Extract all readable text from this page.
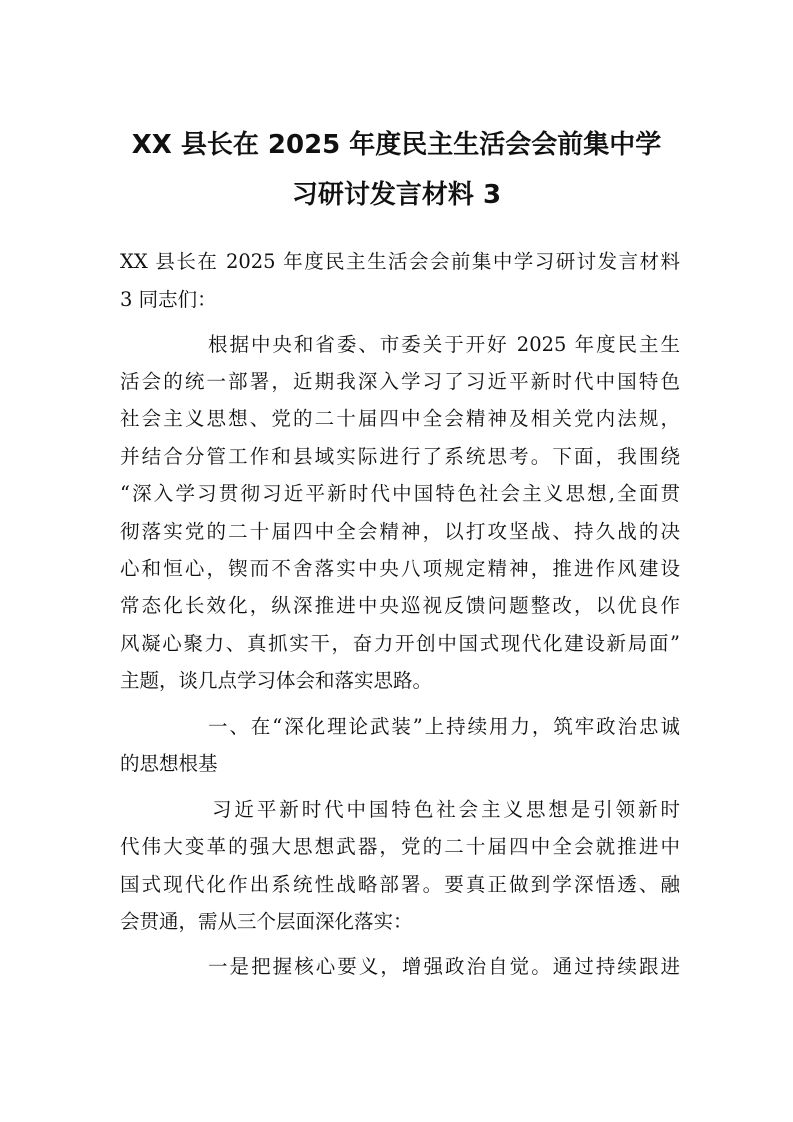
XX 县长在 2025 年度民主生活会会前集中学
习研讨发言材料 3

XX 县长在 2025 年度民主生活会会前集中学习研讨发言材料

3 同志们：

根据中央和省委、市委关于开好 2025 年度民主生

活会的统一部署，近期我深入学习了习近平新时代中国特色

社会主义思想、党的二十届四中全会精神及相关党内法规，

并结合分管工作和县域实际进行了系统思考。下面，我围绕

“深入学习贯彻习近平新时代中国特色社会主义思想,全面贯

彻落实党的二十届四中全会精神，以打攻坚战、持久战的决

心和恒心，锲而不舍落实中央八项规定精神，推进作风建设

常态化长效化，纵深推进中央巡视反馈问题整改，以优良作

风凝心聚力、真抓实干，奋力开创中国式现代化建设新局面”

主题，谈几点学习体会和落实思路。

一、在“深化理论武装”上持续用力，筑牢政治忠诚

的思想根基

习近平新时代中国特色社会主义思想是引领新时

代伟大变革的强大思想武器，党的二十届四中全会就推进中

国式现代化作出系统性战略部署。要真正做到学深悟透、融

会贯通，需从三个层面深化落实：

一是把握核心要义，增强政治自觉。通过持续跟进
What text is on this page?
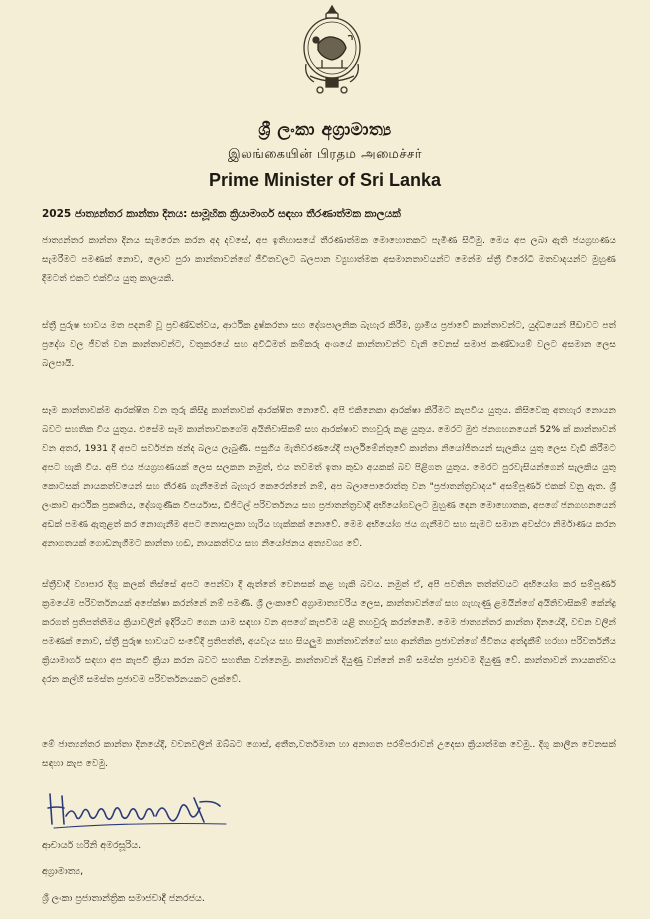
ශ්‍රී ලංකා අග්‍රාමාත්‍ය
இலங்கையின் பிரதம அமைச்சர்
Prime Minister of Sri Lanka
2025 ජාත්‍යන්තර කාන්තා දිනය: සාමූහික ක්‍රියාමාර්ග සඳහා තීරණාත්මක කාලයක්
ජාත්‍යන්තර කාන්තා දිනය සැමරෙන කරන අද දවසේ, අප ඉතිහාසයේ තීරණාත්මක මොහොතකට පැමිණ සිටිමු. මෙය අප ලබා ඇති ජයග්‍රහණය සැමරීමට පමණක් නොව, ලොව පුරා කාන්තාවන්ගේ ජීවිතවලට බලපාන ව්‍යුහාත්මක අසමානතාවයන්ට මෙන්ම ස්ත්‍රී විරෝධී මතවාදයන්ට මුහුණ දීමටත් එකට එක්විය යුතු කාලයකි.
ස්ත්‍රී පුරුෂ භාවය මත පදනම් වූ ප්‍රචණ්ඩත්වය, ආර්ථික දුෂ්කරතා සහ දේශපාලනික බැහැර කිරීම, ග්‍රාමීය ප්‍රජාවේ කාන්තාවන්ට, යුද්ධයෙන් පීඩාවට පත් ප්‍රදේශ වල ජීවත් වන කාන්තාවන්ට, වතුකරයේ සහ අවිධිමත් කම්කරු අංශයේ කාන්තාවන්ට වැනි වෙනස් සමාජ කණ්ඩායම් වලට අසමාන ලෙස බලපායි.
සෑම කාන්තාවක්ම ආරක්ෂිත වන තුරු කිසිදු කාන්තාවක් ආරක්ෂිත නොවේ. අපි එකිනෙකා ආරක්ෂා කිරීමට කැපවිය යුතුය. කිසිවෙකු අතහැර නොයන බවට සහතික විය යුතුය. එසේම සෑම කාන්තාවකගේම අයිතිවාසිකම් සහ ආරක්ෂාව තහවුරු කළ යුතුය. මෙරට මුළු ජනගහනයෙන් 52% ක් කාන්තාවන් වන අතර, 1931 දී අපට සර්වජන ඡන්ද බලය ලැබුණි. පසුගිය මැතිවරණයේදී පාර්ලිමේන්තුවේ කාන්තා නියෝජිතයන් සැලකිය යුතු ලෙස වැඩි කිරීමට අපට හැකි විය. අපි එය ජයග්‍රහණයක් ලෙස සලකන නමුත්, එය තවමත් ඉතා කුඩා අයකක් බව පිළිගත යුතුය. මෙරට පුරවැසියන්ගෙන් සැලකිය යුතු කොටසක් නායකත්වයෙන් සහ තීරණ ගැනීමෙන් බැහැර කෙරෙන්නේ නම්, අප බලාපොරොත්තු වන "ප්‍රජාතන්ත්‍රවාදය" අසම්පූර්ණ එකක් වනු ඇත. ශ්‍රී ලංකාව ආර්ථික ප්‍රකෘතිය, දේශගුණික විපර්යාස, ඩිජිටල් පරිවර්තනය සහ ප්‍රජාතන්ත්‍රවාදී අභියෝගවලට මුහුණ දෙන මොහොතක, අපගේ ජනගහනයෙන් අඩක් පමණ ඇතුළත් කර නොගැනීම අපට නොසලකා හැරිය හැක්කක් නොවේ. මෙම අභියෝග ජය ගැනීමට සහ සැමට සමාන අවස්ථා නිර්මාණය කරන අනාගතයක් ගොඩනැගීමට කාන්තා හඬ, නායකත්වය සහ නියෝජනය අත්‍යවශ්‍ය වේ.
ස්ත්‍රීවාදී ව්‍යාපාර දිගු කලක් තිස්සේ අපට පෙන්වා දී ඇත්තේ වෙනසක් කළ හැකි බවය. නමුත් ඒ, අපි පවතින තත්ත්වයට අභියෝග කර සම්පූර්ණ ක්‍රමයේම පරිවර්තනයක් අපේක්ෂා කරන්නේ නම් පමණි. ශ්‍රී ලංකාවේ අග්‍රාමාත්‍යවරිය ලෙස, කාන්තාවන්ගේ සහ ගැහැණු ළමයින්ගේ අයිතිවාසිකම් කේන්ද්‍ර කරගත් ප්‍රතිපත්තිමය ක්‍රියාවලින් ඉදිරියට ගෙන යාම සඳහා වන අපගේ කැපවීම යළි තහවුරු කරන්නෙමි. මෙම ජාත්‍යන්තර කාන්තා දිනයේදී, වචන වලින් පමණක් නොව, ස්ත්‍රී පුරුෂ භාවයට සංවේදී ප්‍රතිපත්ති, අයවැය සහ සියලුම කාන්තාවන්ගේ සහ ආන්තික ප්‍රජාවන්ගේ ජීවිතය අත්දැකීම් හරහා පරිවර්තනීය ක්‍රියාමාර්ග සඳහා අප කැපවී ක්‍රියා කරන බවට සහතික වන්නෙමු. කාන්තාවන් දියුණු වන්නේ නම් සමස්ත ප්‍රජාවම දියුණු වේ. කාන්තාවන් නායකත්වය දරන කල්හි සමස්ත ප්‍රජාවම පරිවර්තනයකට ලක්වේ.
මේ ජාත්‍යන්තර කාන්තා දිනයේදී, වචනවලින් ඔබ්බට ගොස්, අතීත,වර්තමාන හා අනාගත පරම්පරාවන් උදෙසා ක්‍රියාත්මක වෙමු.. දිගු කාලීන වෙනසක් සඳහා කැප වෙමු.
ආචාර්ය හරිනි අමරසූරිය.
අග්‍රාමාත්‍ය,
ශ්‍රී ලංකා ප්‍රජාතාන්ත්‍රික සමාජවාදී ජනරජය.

+ + + +

> PROBLEM DETAILS
Using the material above, set down every line exactly, but skip the pictures.

> WRITTEN SOLUTION
Extract all readable text from this page.
XX 县长在 2025 年度民主生活会会前集中学
习研讨发言材料 3

XX 县长在 2025 年度民主生活会会前集中学习研讨发言材料

3 同志们：

根据中央和省委、市委关于开好 2025 年度民主生

活会的统一部署，近期我深入学习了习近平新时代中国特色

社会主义思想、党的二十届四中全会精神及相关党内法规，

并结合分管工作和县域实际进行了系统思考。下面，我围绕

“深入学习贯彻习近平新时代中国特色社会主义思想,全面贯

彻落实党的二十届四中全会精神，以打攻坚战、持久战的决

心和恒心，锲而不舍落实中央八项规定精神，推进作风建设

常态化长效化，纵深推进中央巡视反馈问题整改，以优良作

风凝心聚力、真抓实干，奋力开创中国式现代化建设新局面”

主题，谈几点学习体会和落实思路。

一、在“深化理论武装”上持续用力，筑牢政治忠诚

的思想根基

习近平新时代中国特色社会主义思想是引领新时

代伟大变革的强大思想武器，党的二十届四中全会就推进中

国式现代化作出系统性战略部署。要真正做到学深悟透、融

会贯通，需从三个层面深化落实：

一是把握核心要义，增强政治自觉。通过持续跟进
What text is on this page?
ශ්‍රී ලංකා අග්‍රාමාත්‍ය
இலங்கையின் பிரதம அமைச்சர்
Prime Minister of Sri Lanka
2025 ජාත්‍යන්තර කාන්තා දිනය: සාමූහික ක්‍රියාමාර්ග සඳහා තීරණාත්මක කාලයක්
ජාත්‍යන්තර කාන්තා දිනය සැමරෙන කරන අද දවසේ, අප ඉතිහාසයේ තීරණාත්මක මොහොතකට පැමිණ සිටිමු. මෙය අප ලබා ඇති ජයග්‍රහණය සැමරීමට පමණක් නොව, ලොව පුරා කාන්තාවන්ගේ ජීවිතවලට බලපාන ව්‍යුහාත්මක අසමානතාවයන්ට මෙන්ම ස්ත්‍රී විරෝධී මතවාදයන්ට මුහුණ දීමටත් එකට එක්විය යුතු කාලයකි.
ස්ත්‍රී පුරුෂ භාවය මත පදනම් වූ ප්‍රචණ්ඩත්වය, ආර්ථික දුෂ්කරතා සහ දේශපාලනික බැහැර කිරීම, ග්‍රාමීය ප්‍රජාවේ කාන්තාවන්ට, යුද්ධයෙන් පීඩාවට පත් ප්‍රදේශ වල ජීවත් වන කාන්තාවන්ට, වතුකරයේ සහ අවිධිමත් කම්කරු අංශයේ කාන්තාවන්ට වැනි වෙනස් සමාජ කණ්ඩායම් වලට අසමාන ලෙස බලපායි.
සෑම කාන්තාවක්ම ආරක්ෂිත වන තුරු කිසිදු කාන්තාවක් ආරක්ෂිත නොවේ. අපි එකිනෙකා ආරක්ෂා කිරීමට කැපවිය යුතුය. කිසිවෙකු අතහැර නොයන බවට සහතික විය යුතුය. එසේම සෑම කාන්තාවකගේම අයිතිවාසිකම් සහ ආරක්ෂාව තහවුරු කළ යුතුය. මෙරට මුළු ජනගහනයෙන් 52% ක් කාන්තාවන් වන අතර, 1931 දී අපට සර්වජන ඡන්ද බලය ලැබුණි. පසුගිය මැතිවරණයේදී පාර්ලිමේන්තුවේ කාන්තා නියෝජිතයන් සැලකිය යුතු ලෙස වැඩි කිරීමට අපට හැකි විය. අපි එය ජයග්‍රහණයක් ලෙස සලකන නමුත්, එය තවමත් ඉතා කුඩා අයකක් බව පිළිගත යුතුය. මෙරට පුරවැසියන්ගෙන් සැලකිය යුතු කොටසක් නායකත්වයෙන් සහ තීරණ ගැනීමෙන් බැහැර කෙරෙන්නේ නම්, අප බලාපොරොත්තු වන "ප්‍රජාතන්ත්‍රවාදය" අසම්පූර්ණ එකක් වනු ඇත. ශ්‍රී ලංකාව ආර්ථික ප්‍රකෘතිය, දේශගුණික විපර්යාස, ඩිජිටල් පරිවර්තනය සහ ප්‍රජාතන්ත්‍රවාදී අභියෝගවලට මුහුණ දෙන මොහොතක, අපගේ ජනගහනයෙන් අඩක් පමණ ඇතුළත් කර නොගැනීම අපට නොසලකා හැරිය හැක්කක් නොවේ. මෙම අභියෝග ජය ගැනීමට සහ සැමට සමාන අවස්ථා නිර්මාණය කරන අනාගතයක් ගොඩනැගීමට කාන්තා හඬ, නායකත්වය සහ නියෝජනය අත්‍යවශ්‍ය වේ.
ස්ත්‍රීවාදී ව්‍යාපාර දිගු කලක් තිස්සේ අපට පෙන්වා දී ඇත්තේ වෙනසක් කළ හැකි බවය. නමුත් ඒ, අපි පවතින තත්ත්වයට අභියෝග කර සම්පූර්ණ ක්‍රමයේම පරිවර්තනයක් අපේක්ෂා කරන්නේ නම් පමණි. ශ්‍රී ලංකාවේ අග්‍රාමාත්‍යවරිය ලෙස, කාන්තාවන්ගේ සහ ගැහැණු ළමයින්ගේ අයිතිවාසිකම් කේන්ද්‍ර කරගත් ප්‍රතිපත්තිමය ක්‍රියාවලින් ඉදිරියට ගෙන යාම සඳහා වන අපගේ කැපවීම යළි තහවුරු කරන්නෙමි. මෙම ජාත්‍යන්තර කාන්තා දිනයේදී, වචන වලින් පමණක් නොව, ස්ත්‍රී පුරුෂ භාවයට සංවේදී ප්‍රතිපත්ති, අයවැය සහ සියලුම කාන්තාවන්ගේ සහ ආන්තික ප්‍රජාවන්ගේ ජීවිතය අත්දැකීම් හරහා පරිවර්තනීය ක්‍රියාමාර්ග සඳහා අප කැපවී ක්‍රියා කරන බවට සහතික වන්නෙමු. කාන්තාවන් දියුණු වන්නේ නම් සමස්ත ප්‍රජාවම දියුණු වේ. කාන්තාවන් නායකත්වය දරන කල්හි සමස්ත ප්‍රජාවම පරිවර්තනයකට ලක්වේ.
මේ ජාත්‍යන්තර කාන්තා දිනයේදී, වචනවලින් ඔබ්බට ගොස්, අතීත,වර්තමාන හා අනාගත පරම්පරාවන් උදෙසා ක්‍රියාත්මක වෙමු.. දිගු කාලීන වෙනසක් සඳහා කැප වෙමු.
ආචාර්ය හරිනි අමරසූරිය.
අග්‍රාමාත්‍ය,
ශ්‍රී ලංකා ප්‍රජාතාන්ත්‍රික සමාජවාදී ජනරජය.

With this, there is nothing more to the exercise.